> Exercise data:

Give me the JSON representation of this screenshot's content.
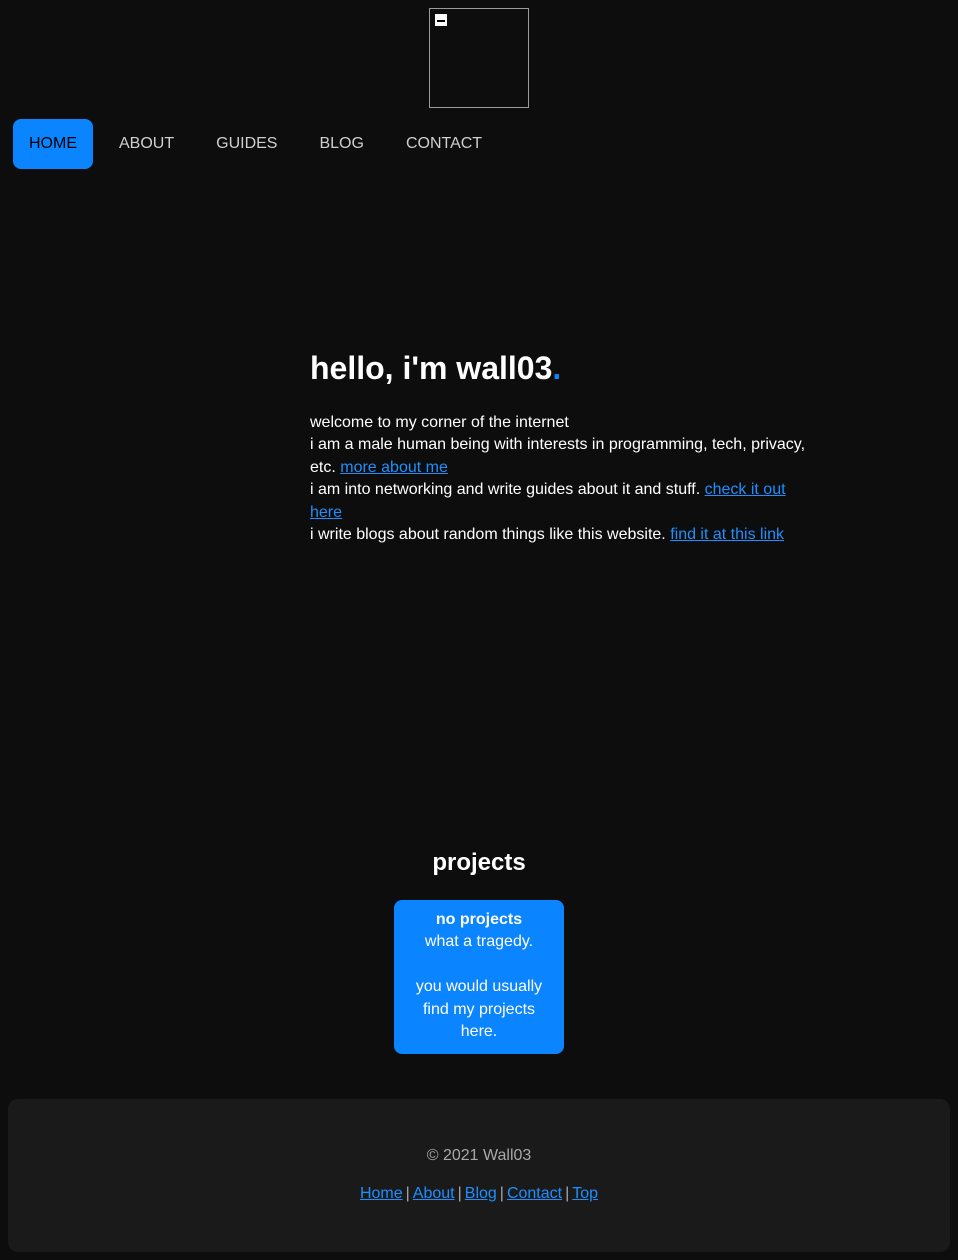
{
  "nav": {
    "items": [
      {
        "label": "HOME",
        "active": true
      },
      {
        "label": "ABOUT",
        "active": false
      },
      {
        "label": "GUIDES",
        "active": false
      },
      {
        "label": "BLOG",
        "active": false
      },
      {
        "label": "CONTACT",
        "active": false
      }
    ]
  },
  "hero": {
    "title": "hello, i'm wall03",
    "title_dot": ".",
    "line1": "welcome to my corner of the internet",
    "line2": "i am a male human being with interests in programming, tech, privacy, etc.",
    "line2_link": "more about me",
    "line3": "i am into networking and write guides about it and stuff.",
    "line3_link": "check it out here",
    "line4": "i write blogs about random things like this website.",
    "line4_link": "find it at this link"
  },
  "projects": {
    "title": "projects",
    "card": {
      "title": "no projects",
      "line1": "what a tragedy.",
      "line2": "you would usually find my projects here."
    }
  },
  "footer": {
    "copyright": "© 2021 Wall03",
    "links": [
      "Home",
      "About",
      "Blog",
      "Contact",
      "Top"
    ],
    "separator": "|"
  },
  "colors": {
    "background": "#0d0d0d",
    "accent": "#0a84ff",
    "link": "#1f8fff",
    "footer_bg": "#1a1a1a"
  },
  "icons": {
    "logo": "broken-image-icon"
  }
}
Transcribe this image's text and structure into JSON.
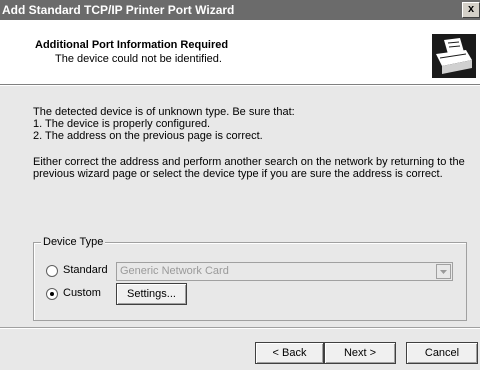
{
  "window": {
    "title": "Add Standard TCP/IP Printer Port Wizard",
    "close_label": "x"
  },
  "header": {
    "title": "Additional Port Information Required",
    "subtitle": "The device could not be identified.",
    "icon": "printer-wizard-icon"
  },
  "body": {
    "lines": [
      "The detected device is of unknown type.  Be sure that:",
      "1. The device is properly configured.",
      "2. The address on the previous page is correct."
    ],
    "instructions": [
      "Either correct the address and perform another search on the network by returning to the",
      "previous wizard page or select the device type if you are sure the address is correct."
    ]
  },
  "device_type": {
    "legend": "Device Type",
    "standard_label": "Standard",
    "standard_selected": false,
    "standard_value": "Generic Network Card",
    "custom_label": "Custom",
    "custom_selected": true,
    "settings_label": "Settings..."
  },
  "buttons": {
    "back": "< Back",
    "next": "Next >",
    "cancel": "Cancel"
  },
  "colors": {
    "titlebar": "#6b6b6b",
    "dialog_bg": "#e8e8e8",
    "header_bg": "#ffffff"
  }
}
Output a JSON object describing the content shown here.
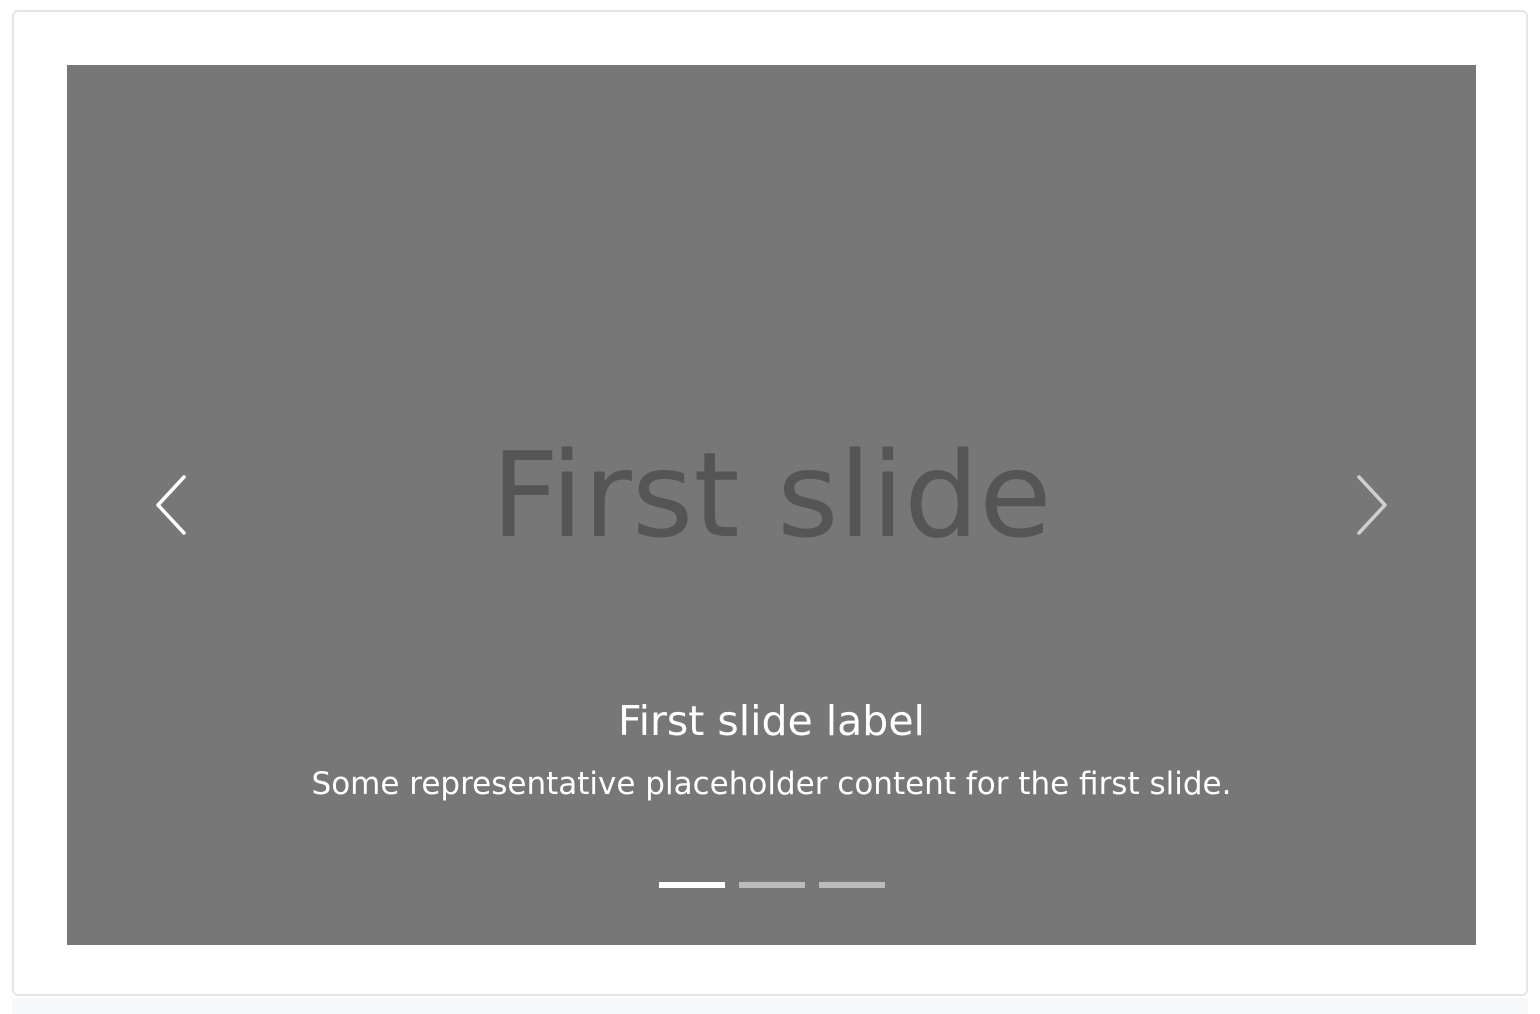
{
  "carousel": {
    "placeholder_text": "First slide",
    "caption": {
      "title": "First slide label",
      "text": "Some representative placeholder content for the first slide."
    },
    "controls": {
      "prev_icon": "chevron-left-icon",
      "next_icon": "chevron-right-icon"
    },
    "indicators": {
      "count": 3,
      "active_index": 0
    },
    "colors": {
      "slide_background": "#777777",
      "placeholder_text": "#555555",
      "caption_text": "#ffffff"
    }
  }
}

> What this task involves: Give every record again exactly, apart from the pictures, which stay out.

> Answer to this task:
Give me the JSON representation of this screenshot's content.
{
  "nav": {
    "items": [
      {
        "label": "HOME",
        "active": true
      },
      {
        "label": "ABOUT",
        "active": false
      },
      {
        "label": "GUIDES",
        "active": false
      },
      {
        "label": "BLOG",
        "active": false
      },
      {
        "label": "CONTACT",
        "active": false
      }
    ]
  },
  "hero": {
    "title": "hello, i'm wall03",
    "title_dot": ".",
    "line1": "welcome to my corner of the internet",
    "line2": "i am a male human being with interests in programming, tech, privacy, etc.",
    "line2_link": "more about me",
    "line3": "i am into networking and write guides about it and stuff.",
    "line3_link": "check it out here",
    "line4": "i write blogs about random things like this website.",
    "line4_link": "find it at this link"
  },
  "projects": {
    "title": "projects",
    "card": {
      "title": "no projects",
      "line1": "what a tragedy.",
      "line2": "you would usually find my projects here."
    }
  },
  "footer": {
    "copyright": "© 2021 Wall03",
    "links": [
      "Home",
      "About",
      "Blog",
      "Contact",
      "Top"
    ],
    "separator": "|"
  },
  "colors": {
    "background": "#0d0d0d",
    "accent": "#0a84ff",
    "link": "#1f8fff",
    "footer_bg": "#1a1a1a"
  },
  "icons": {
    "logo": "broken-image-icon"
  }
}
Transcribe this image's text and structure into JSON.
{
  "window": {
    "title": "Add Standard TCP/IP Printer Port Wizard",
    "close_label": "x"
  },
  "header": {
    "title": "Additional Port Information Required",
    "subtitle": "The device could not be identified.",
    "icon": "printer-wizard-icon"
  },
  "body": {
    "lines": [
      "The detected device is of unknown type.  Be sure that:",
      "1. The device is properly configured.",
      "2. The address on the previous page is correct."
    ],
    "instructions": [
      "Either correct the address and perform another search on the network by returning to the",
      "previous wizard page or select the device type if you are sure the address is correct."
    ]
  },
  "device_type": {
    "legend": "Device Type",
    "standard_label": "Standard",
    "standard_selected": false,
    "standard_value": "Generic Network Card",
    "custom_label": "Custom",
    "custom_selected": true,
    "settings_label": "Settings..."
  },
  "buttons": {
    "back": "< Back",
    "next": "Next >",
    "cancel": "Cancel"
  },
  "colors": {
    "titlebar": "#6b6b6b",
    "dialog_bg": "#e8e8e8",
    "header_bg": "#ffffff"
  }
}
Output a JSON object describing the content shown here.
{
  "carousel": {
    "placeholder_text": "First slide",
    "caption": {
      "title": "First slide label",
      "text": "Some representative placeholder content for the first slide."
    },
    "controls": {
      "prev_icon": "chevron-left-icon",
      "next_icon": "chevron-right-icon"
    },
    "indicators": {
      "count": 3,
      "active_index": 0
    },
    "colors": {
      "slide_background": "#777777",
      "placeholder_text": "#555555",
      "caption_text": "#ffffff"
    }
  }
}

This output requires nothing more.